— START OF Material provided —
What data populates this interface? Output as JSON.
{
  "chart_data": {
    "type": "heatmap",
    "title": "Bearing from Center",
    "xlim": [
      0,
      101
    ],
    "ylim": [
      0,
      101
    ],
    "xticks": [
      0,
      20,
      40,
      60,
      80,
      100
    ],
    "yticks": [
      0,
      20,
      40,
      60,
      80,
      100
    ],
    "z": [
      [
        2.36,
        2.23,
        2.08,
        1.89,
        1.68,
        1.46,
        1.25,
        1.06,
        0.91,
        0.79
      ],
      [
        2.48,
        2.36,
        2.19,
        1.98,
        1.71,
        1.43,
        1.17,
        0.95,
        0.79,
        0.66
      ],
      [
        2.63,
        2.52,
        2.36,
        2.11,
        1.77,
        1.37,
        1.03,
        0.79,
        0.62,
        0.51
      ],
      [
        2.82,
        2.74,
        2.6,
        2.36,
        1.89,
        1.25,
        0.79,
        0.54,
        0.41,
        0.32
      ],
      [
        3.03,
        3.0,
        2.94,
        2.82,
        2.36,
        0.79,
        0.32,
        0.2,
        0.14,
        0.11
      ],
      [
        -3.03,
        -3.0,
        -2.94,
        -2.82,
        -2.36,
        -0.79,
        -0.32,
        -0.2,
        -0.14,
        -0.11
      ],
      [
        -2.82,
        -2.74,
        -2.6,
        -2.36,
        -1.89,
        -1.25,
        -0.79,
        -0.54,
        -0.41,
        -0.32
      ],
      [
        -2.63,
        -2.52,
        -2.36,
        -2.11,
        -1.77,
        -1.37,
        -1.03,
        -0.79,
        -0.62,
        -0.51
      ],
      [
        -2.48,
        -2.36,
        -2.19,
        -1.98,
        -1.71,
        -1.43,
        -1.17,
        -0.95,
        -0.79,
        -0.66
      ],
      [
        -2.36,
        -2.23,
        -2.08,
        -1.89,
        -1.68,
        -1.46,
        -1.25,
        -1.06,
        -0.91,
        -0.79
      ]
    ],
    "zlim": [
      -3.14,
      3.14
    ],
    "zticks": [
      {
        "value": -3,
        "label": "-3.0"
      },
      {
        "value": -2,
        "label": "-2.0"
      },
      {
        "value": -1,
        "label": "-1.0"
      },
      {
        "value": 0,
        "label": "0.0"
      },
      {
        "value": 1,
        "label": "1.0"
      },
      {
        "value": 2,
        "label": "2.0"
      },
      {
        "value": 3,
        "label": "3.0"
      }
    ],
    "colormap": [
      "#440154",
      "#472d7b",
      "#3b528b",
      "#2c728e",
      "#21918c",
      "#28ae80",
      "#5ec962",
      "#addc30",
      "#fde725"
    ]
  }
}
— END OF Material provided —
Return each full line of the entries that contains the word "label".

        "label": "-3.0"
        "label": "-2.0"
        "label": "-1.0"
        "label": "0.0"
        "label": "1.0"
        "label": "2.0"
        "label": "3.0"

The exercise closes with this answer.